TASK GOAL: Copy out every line of the data exactly.

══ WORKING DATA ══

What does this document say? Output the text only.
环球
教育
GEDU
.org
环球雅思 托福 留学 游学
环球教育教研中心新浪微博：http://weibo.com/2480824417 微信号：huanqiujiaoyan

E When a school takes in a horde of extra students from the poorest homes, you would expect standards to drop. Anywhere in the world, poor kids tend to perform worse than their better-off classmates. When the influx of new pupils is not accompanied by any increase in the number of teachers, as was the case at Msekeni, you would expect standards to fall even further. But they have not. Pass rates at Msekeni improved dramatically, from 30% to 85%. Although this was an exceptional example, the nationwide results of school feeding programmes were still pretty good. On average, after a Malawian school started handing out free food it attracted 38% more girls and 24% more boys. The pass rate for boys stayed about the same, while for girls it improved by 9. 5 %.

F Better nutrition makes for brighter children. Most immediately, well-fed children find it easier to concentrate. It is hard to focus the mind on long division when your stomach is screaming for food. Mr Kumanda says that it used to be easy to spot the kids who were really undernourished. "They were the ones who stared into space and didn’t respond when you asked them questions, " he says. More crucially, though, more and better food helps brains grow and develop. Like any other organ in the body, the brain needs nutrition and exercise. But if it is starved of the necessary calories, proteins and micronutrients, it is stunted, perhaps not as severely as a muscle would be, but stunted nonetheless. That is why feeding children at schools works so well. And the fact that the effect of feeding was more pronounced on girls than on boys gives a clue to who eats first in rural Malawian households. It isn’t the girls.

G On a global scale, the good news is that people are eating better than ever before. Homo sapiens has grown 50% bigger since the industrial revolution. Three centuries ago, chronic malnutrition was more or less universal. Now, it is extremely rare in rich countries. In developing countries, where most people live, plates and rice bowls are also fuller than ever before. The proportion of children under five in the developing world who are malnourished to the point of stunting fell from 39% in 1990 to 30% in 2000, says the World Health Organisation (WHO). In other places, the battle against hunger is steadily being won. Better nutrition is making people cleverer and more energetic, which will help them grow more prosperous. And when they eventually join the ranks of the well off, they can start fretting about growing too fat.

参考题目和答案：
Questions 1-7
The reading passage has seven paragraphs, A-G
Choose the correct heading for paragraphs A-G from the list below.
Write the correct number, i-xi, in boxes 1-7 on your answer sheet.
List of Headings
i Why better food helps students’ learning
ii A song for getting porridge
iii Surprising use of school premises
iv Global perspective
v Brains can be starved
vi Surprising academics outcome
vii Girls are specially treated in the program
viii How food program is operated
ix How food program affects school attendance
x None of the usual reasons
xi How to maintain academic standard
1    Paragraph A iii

═══

EXPECTED ANSWER:
What does this document say? Output the text only.
环球
教育
GEDU
.org
环球雅思 托福 留学 游学
环球教育教研中心新浪微博：http://weibo.com/2480824417 微信号：huanqiujiaoyan

E When a school takes in a horde of extra students from the poorest homes, you would expect standards to drop. Anywhere in the world, poor kids tend to perform worse than their better-off classmates. When the influx of new pupils is not accompanied by any increase in the number of teachers, as was the case at Msekeni, you would expect standards to fall even further. But they have not. Pass rates at Msekeni improved dramatically, from 30% to 85%. Although this was an exceptional example, the nationwide results of school feeding programmes were still pretty good. On average, after a Malawian school started handing out free food it attracted 38% more girls and 24% more boys. The pass rate for boys stayed about the same, while for girls it improved by 9. 5 %.

F Better nutrition makes for brighter children. Most immediately, well-fed children find it easier to concentrate. It is hard to focus the mind on long division when your stomach is screaming for food. Mr Kumanda says that it used to be easy to spot the kids who were really undernourished. "They were the ones who stared into space and didn’t respond when you asked them questions, " he says. More crucially, though, more and better food helps brains grow and develop. Like any other organ in the body, the brain needs nutrition and exercise. But if it is starved of the necessary calories, proteins and micronutrients, it is stunted, perhaps not as severely as a muscle would be, but stunted nonetheless. That is why feeding children at schools works so well. And the fact that the effect of feeding was more pronounced on girls than on boys gives a clue to who eats first in rural Malawian households. It isn’t the girls.

G On a global scale, the good news is that people are eating better than ever before. Homo sapiens has grown 50% bigger since the industrial revolution. Three centuries ago, chronic malnutrition was more or less universal. Now, it is extremely rare in rich countries. In developing countries, where most people live, plates and rice bowls are also fuller than ever before. The proportion of children under five in the developing world who are malnourished to the point of stunting fell from 39% in 1990 to 30% in 2000, says the World Health Organisation (WHO). In other places, the battle against hunger is steadily being won. Better nutrition is making people cleverer and more energetic, which will help them grow more prosperous. And when they eventually join the ranks of the well off, they can start fretting about growing too fat.

参考题目和答案：
Questions 1-7
The reading passage has seven paragraphs, A-G
Choose the correct heading for paragraphs A-G from the list below.
Write the correct number, i-xi, in boxes 1-7 on your answer sheet.
List of Headings
i Why better food helps students’ learning
ii A song for getting porridge
iii Surprising use of school premises
iv Global perspective
v Brains can be starved
vi Surprising academics outcome
vii Girls are specially treated in the program
viii How food program is operated
ix How food program affects school attendance
x None of the usual reasons
xi How to maintain academic standard
1    Paragraph A iii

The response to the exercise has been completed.